Dataset records:
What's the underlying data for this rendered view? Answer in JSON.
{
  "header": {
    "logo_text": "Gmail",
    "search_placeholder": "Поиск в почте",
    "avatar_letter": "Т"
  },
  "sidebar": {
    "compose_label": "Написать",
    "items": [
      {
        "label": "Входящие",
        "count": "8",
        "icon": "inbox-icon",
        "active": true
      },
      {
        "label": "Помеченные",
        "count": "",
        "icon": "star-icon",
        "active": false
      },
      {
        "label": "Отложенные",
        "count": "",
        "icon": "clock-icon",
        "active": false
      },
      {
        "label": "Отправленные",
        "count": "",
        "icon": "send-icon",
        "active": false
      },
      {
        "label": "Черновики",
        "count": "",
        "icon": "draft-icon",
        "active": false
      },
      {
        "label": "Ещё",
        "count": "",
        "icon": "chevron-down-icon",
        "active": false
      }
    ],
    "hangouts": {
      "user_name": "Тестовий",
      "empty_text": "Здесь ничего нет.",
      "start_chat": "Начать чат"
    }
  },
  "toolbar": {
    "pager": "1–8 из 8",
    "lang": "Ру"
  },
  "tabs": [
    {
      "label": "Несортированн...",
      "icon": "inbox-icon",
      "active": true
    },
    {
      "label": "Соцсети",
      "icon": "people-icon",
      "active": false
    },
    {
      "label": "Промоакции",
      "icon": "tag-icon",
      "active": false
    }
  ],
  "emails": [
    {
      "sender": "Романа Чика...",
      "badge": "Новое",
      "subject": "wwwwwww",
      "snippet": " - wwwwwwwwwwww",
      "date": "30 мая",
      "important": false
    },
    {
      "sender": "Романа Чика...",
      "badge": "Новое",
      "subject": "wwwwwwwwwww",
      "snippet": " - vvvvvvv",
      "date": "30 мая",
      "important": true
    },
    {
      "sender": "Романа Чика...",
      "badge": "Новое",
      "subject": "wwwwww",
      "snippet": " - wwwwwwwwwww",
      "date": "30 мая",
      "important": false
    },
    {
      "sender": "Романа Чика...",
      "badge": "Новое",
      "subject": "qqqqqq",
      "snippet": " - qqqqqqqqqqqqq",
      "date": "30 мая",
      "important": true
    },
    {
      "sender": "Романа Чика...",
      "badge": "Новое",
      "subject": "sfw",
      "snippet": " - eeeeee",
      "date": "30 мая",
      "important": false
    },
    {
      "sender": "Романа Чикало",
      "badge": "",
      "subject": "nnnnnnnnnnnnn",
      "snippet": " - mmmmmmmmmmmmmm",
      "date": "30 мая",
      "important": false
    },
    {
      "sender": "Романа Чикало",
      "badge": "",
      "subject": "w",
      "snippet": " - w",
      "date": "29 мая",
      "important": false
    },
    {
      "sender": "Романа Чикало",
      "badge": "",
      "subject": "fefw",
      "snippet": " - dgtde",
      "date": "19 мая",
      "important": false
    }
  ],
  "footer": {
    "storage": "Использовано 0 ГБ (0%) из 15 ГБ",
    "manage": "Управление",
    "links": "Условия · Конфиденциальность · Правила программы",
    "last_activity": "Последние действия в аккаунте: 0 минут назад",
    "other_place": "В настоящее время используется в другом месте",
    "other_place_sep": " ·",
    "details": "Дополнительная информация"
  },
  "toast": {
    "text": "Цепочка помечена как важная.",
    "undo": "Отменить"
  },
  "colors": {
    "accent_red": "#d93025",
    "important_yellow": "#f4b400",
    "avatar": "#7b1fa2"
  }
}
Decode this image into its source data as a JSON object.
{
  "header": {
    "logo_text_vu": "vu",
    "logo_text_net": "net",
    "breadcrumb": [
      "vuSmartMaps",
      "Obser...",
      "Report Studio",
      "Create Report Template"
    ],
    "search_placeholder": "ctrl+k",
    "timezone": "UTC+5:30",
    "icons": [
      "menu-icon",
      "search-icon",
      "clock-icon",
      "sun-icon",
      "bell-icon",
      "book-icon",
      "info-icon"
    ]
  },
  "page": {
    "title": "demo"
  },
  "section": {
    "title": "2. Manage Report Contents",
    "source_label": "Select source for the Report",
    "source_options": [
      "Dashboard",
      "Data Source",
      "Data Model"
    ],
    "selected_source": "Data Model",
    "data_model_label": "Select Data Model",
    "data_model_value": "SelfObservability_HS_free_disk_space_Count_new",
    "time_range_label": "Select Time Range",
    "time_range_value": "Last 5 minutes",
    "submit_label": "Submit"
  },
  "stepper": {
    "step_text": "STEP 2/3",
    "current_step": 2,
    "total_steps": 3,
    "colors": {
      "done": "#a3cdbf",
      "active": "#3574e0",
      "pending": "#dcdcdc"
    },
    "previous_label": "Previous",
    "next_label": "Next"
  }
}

• [Written exercise] Filter the listing above for the string "JSON" and copy every matching line.

• [Task result]
What's the underlying data for this rendered view? Answer in JSON.
Decode this image into its source data as a JSON object.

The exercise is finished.